» Task directions
Reproduce every entry exactly and leave its pictures out.

Records excerpted from a collection:
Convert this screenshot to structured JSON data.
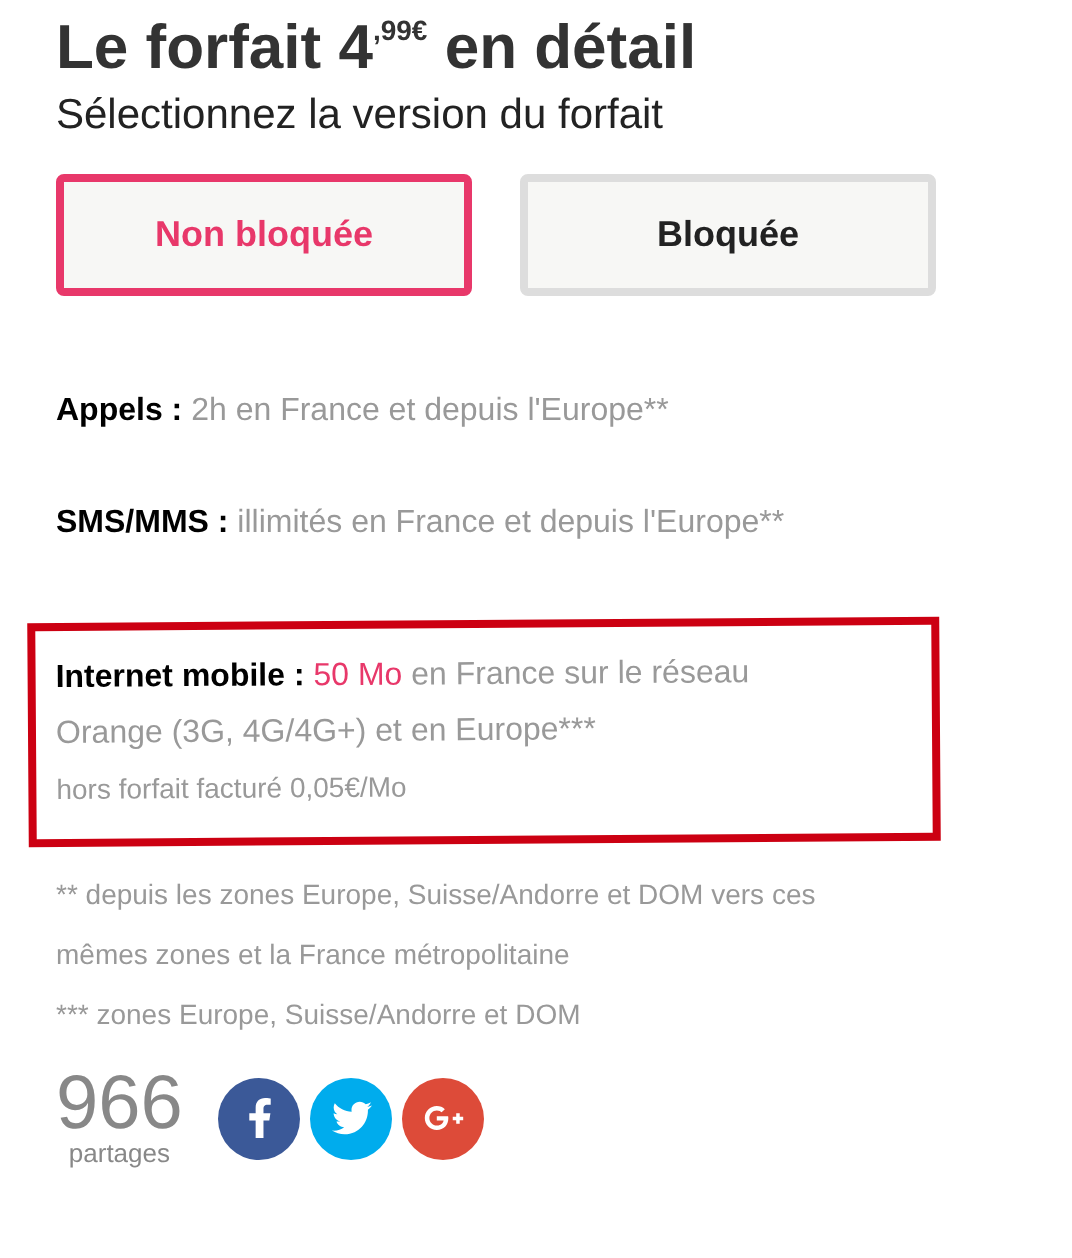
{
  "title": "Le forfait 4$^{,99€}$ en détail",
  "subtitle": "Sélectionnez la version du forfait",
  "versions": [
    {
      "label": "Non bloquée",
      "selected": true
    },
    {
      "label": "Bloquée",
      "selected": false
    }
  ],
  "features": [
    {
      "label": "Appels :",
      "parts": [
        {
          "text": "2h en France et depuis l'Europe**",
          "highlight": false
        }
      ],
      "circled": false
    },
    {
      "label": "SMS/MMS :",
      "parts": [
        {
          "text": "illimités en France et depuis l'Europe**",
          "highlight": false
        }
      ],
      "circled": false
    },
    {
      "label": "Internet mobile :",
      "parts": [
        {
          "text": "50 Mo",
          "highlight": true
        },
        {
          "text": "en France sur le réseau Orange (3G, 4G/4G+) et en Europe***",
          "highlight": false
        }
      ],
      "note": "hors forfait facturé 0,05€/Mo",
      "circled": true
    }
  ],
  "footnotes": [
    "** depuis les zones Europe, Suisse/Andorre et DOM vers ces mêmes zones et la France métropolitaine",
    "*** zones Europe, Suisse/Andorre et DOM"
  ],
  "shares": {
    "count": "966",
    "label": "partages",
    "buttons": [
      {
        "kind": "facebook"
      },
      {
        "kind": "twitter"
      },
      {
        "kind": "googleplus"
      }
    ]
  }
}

» Output of the task
Convert this screenshot to structured JSON data.
{
  "title": "Le forfait 4$^{,99€}$ en détail",
  "subtitle": "Sélectionnez la version du forfait",
  "versions": [
    {
      "label": "Non bloquée",
      "selected": true
    },
    {
      "label": "Bloquée",
      "selected": false
    }
  ],
  "features": [
    {
      "label": "Appels :",
      "parts": [
        {
          "text": "2h en France et depuis l'Europe**",
          "highlight": false
        }
      ],
      "circled": false
    },
    {
      "label": "SMS/MMS :",
      "parts": [
        {
          "text": "illimités en France et depuis l'Europe**",
          "highlight": false
        }
      ],
      "circled": false
    },
    {
      "label": "Internet mobile :",
      "parts": [
        {
          "text": "50 Mo",
          "highlight": true
        },
        {
          "text": "en France sur le réseau Orange (3G, 4G/4G+) et en Europe***",
          "highlight": false
        }
      ],
      "note": "hors forfait facturé 0,05€/Mo",
      "circled": true
    }
  ],
  "footnotes": [
    "** depuis les zones Europe, Suisse/Andorre et DOM vers ces mêmes zones et la France métropolitaine",
    "*** zones Europe, Suisse/Andorre et DOM"
  ],
  "shares": {
    "count": "966",
    "label": "partages",
    "buttons": [
      {
        "kind": "facebook"
      },
      {
        "kind": "twitter"
      },
      {
        "kind": "googleplus"
      }
    ]
  }
}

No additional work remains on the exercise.